_Given request_. Gather up all lines that carry the word "Year".

####

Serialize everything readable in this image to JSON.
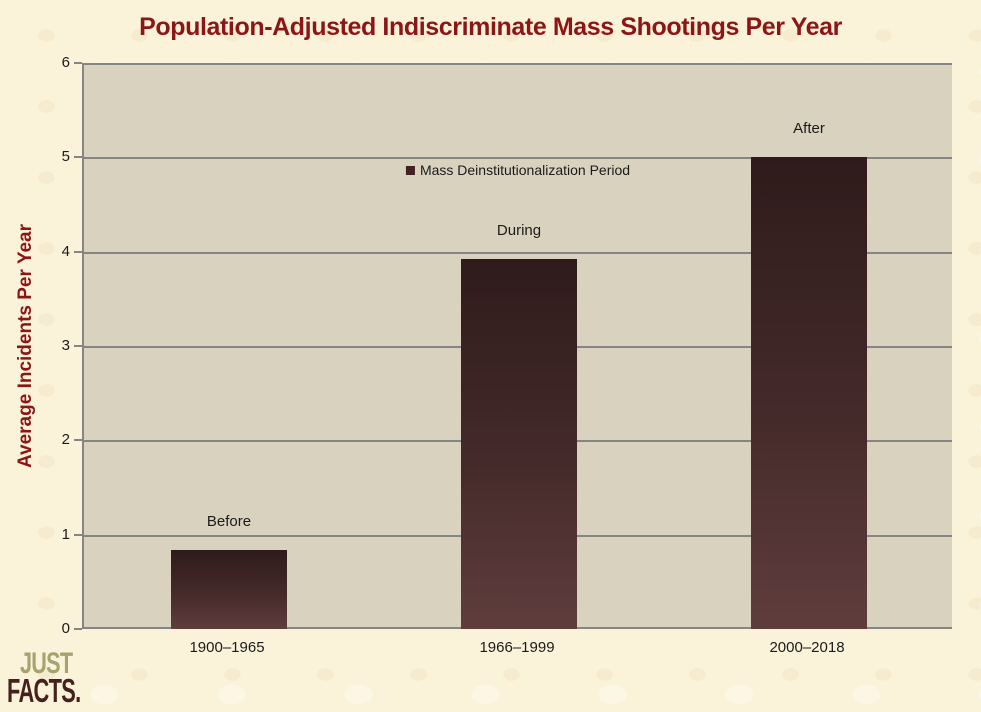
{
  "colors": {
    "background": "#FBF2DA",
    "plot_background": "#D9D2BE",
    "gridline": "#858585",
    "bar_gradient_top": "#2F1B1B",
    "bar_gradient_bottom": "#5F3D3D",
    "title_text": "#8C1616",
    "axis_text": "#1B1B1B",
    "legend_marker": "#402222",
    "logo_just": "#A5A36E",
    "logo_facts": "#44211D"
  },
  "logo": {
    "line1": "JUST",
    "line2": "FACTS."
  },
  "chart_data": {
    "type": "bar",
    "title": "Population-Adjusted Indiscriminate Mass Shootings Per Year",
    "ylabel": "Average Incidents Per Year",
    "xlabel": "",
    "categories": [
      "1900–1965",
      "1966–1999",
      "2000–2018"
    ],
    "bar_labels": [
      "Before",
      "During",
      "After"
    ],
    "values": [
      0.84,
      3.92,
      5.0
    ],
    "ylim": [
      0,
      6
    ],
    "yticks": [
      0,
      1,
      2,
      3,
      4,
      5,
      6
    ],
    "grid": true,
    "legend_entries": [
      "Mass Deinstitutionalization Period"
    ],
    "legend_position": "top-center"
  }
}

####

_Solution to this task_.
    "title": "Population-Adjusted Indiscriminate Mass Shootings Per Year",
    "ylabel": "Average Incidents Per Year",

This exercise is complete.